- _WRITTEN PROBLEM_: In the listing below, find every line containing "linetype" and copy it out.

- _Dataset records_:
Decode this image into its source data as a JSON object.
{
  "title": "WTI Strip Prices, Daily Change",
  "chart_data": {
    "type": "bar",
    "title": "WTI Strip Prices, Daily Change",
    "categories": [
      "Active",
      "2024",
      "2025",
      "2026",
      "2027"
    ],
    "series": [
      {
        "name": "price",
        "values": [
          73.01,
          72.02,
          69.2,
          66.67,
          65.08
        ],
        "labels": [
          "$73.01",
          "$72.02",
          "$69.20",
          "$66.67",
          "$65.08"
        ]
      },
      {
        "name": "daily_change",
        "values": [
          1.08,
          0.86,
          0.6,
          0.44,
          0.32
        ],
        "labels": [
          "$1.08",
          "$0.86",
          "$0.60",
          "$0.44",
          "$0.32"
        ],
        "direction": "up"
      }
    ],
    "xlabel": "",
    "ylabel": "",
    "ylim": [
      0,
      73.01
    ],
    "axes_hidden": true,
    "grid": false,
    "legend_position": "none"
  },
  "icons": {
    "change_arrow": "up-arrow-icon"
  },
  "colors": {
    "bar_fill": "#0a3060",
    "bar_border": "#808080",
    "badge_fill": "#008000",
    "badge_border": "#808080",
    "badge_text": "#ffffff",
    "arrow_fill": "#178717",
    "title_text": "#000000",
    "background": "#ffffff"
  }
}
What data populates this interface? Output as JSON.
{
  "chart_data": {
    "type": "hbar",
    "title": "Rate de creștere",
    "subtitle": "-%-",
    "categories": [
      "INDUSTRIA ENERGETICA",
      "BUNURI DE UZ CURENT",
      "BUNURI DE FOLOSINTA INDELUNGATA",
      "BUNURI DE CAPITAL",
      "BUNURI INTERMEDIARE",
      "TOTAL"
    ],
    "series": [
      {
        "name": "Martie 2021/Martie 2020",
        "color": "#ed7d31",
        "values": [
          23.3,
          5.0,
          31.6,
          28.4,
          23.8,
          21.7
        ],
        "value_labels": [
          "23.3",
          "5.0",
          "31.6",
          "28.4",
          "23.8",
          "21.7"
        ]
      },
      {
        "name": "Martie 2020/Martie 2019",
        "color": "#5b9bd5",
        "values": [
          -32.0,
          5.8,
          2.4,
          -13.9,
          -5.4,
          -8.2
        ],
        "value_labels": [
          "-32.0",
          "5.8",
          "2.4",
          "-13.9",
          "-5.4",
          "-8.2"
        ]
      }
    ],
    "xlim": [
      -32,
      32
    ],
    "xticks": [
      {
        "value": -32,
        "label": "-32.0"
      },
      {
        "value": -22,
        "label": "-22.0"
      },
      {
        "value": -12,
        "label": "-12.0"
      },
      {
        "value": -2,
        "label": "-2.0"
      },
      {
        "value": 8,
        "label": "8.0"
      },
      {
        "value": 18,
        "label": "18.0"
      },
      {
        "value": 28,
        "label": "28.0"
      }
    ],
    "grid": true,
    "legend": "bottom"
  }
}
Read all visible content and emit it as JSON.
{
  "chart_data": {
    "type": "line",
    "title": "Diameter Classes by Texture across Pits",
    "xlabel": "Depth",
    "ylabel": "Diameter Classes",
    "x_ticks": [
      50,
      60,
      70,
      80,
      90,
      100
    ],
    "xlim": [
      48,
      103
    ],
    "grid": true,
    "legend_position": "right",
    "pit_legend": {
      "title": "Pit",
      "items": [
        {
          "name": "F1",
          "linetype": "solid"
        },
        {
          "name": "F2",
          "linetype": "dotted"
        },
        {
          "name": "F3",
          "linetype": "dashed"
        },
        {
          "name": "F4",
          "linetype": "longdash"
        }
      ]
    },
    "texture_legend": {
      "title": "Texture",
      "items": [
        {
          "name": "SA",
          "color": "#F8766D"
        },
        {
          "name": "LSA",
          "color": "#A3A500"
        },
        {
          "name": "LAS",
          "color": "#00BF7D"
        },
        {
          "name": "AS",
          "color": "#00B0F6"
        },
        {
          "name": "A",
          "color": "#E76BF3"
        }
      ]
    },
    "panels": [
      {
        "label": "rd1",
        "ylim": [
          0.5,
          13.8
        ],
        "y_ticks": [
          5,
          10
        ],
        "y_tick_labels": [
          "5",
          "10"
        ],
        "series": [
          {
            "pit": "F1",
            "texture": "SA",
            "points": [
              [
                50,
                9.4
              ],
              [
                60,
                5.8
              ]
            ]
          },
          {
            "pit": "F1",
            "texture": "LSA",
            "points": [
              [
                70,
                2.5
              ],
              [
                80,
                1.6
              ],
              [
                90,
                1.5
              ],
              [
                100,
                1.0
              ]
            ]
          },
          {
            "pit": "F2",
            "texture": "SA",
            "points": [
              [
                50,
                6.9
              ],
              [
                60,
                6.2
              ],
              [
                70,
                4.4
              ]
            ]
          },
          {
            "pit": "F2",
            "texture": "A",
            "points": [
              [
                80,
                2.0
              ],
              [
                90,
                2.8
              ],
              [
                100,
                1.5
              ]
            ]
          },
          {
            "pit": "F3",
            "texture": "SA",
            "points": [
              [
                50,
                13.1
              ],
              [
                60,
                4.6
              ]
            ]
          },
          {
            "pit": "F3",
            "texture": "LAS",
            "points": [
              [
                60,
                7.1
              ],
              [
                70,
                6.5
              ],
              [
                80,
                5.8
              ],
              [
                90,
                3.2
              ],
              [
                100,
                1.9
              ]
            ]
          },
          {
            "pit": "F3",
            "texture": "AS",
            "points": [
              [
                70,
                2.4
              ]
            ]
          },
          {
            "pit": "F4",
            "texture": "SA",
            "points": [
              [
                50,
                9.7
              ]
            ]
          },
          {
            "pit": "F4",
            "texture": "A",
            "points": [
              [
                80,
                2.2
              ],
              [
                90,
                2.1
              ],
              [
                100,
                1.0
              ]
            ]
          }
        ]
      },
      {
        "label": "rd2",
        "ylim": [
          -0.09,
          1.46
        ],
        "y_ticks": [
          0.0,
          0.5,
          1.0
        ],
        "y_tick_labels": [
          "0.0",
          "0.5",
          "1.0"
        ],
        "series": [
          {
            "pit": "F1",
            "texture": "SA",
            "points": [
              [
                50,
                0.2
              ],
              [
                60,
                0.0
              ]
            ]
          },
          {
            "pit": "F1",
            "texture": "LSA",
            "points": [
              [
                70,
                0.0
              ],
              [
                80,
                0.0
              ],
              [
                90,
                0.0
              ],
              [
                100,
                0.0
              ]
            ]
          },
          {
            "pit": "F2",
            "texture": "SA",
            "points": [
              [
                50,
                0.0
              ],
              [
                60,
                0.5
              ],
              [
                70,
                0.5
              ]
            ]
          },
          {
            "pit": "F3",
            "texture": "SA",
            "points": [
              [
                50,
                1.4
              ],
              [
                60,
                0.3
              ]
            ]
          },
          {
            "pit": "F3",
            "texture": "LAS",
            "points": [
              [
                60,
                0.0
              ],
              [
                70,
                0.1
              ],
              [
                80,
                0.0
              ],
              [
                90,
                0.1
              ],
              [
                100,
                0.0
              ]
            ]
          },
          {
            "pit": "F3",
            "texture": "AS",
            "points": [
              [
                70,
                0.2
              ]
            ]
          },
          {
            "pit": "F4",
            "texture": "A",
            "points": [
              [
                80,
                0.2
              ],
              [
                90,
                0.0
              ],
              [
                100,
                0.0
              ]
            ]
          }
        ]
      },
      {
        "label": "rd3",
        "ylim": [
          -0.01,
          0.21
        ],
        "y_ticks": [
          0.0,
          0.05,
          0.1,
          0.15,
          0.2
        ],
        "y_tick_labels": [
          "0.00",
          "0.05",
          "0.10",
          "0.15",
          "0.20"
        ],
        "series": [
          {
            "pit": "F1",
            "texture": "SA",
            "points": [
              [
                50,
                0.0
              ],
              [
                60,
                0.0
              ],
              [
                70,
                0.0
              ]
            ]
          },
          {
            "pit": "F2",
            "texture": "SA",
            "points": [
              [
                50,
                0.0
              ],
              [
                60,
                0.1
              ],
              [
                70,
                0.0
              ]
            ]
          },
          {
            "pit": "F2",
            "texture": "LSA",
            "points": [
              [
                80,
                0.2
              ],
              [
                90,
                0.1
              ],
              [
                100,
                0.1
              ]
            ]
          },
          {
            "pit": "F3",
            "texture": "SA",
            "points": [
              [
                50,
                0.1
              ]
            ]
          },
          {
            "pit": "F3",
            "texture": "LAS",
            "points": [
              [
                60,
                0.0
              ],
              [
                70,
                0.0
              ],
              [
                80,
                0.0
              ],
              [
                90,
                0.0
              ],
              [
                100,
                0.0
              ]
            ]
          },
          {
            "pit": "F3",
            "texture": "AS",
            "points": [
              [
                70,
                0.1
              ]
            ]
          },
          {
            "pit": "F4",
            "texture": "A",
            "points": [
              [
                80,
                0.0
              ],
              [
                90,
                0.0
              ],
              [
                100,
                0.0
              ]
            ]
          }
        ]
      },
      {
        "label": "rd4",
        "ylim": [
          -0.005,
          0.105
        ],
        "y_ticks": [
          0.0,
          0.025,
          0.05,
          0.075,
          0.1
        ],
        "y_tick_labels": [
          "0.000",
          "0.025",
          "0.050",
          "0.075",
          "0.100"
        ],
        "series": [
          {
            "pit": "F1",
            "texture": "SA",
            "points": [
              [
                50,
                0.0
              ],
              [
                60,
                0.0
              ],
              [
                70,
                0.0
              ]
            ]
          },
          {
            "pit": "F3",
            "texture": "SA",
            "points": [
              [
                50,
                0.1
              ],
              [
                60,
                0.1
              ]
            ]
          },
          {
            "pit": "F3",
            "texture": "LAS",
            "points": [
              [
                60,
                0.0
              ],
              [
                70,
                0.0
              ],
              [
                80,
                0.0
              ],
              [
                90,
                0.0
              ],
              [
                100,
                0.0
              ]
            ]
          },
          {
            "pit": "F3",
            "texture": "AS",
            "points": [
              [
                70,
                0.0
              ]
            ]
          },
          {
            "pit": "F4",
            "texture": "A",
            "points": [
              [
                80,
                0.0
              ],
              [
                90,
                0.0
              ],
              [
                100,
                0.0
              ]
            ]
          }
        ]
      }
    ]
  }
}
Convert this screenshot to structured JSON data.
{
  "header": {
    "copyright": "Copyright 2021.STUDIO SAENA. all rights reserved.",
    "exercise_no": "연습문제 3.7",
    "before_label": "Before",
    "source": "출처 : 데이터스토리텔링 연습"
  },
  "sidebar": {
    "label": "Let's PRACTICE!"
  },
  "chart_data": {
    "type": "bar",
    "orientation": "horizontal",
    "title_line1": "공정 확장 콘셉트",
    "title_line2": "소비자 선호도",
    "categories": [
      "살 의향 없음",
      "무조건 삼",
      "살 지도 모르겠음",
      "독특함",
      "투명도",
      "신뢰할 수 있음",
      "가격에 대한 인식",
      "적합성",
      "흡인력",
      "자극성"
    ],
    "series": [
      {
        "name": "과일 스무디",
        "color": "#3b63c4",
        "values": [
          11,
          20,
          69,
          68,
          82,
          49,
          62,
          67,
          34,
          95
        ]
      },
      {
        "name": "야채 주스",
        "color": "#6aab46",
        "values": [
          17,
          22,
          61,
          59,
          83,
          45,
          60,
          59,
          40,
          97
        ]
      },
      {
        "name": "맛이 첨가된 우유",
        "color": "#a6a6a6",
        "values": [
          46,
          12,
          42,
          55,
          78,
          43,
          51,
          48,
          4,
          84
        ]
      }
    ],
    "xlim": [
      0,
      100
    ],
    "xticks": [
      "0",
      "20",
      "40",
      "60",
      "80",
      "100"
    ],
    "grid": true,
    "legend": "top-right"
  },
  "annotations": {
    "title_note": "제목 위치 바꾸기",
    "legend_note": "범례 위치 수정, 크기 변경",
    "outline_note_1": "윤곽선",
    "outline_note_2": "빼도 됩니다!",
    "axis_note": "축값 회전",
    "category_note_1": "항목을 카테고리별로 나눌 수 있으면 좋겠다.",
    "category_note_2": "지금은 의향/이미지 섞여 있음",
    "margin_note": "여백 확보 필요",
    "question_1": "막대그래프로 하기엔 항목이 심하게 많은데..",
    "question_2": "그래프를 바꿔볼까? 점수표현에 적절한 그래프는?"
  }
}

- _CORRECT RESULT_:
          "linetype": "solid"
          "linetype": "dotted"
          "linetype": "dashed"
          "linetype": "longdash"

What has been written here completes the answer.